──────── RECORDS SHOWN ────────

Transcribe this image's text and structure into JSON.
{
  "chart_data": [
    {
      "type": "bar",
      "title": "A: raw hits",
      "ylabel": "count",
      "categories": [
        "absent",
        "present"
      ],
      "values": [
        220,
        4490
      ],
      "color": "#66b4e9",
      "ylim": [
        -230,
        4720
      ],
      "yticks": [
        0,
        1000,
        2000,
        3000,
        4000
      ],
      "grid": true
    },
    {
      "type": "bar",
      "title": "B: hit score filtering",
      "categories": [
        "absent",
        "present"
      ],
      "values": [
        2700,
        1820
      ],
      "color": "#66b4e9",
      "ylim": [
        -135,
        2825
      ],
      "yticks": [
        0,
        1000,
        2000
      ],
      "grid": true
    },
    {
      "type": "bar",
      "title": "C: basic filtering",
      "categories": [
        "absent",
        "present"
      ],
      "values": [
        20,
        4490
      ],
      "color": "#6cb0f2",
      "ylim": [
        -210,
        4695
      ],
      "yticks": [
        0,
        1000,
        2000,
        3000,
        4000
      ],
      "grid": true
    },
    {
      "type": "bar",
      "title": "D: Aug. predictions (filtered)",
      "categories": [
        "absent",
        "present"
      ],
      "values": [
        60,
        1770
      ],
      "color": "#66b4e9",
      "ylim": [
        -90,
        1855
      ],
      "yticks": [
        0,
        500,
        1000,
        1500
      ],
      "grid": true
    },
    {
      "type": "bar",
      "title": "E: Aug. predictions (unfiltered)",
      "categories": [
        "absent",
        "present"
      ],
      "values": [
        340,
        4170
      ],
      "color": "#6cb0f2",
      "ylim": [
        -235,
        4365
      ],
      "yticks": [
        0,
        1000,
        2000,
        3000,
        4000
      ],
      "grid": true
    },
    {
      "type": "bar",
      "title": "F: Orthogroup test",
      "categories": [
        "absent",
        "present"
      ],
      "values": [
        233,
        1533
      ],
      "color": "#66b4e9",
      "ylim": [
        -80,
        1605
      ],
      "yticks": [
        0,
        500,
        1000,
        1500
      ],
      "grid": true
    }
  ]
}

────────

_TASK REQUIREMENTS_
Write out the data again, exactly and in full.

_TASK RESPONSE_
Transcribe this image's text and structure into JSON.
{
  "chart_data": [
    {
      "type": "bar",
      "title": "A: raw hits",
      "ylabel": "count",
      "categories": [
        "absent",
        "present"
      ],
      "values": [
        220,
        4490
      ],
      "color": "#66b4e9",
      "ylim": [
        -230,
        4720
      ],
      "yticks": [
        0,
        1000,
        2000,
        3000,
        4000
      ],
      "grid": true
    },
    {
      "type": "bar",
      "title": "B: hit score filtering",
      "categories": [
        "absent",
        "present"
      ],
      "values": [
        2700,
        1820
      ],
      "color": "#66b4e9",
      "ylim": [
        -135,
        2825
      ],
      "yticks": [
        0,
        1000,
        2000
      ],
      "grid": true
    },
    {
      "type": "bar",
      "title": "C: basic filtering",
      "categories": [
        "absent",
        "present"
      ],
      "values": [
        20,
        4490
      ],
      "color": "#6cb0f2",
      "ylim": [
        -210,
        4695
      ],
      "yticks": [
        0,
        1000,
        2000,
        3000,
        4000
      ],
      "grid": true
    },
    {
      "type": "bar",
      "title": "D: Aug. predictions (filtered)",
      "categories": [
        "absent",
        "present"
      ],
      "values": [
        60,
        1770
      ],
      "color": "#66b4e9",
      "ylim": [
        -90,
        1855
      ],
      "yticks": [
        0,
        500,
        1000,
        1500
      ],
      "grid": true
    },
    {
      "type": "bar",
      "title": "E: Aug. predictions (unfiltered)",
      "categories": [
        "absent",
        "present"
      ],
      "values": [
        340,
        4170
      ],
      "color": "#6cb0f2",
      "ylim": [
        -235,
        4365
      ],
      "yticks": [
        0,
        1000,
        2000,
        3000,
        4000
      ],
      "grid": true
    },
    {
      "type": "bar",
      "title": "F: Orthogroup test",
      "categories": [
        "absent",
        "present"
      ],
      "values": [
        233,
        1533
      ],
      "color": "#66b4e9",
      "ylim": [
        -80,
        1605
      ],
      "yticks": [
        0,
        500,
        1000,
        1500
      ],
      "grid": true
    }
  ]
}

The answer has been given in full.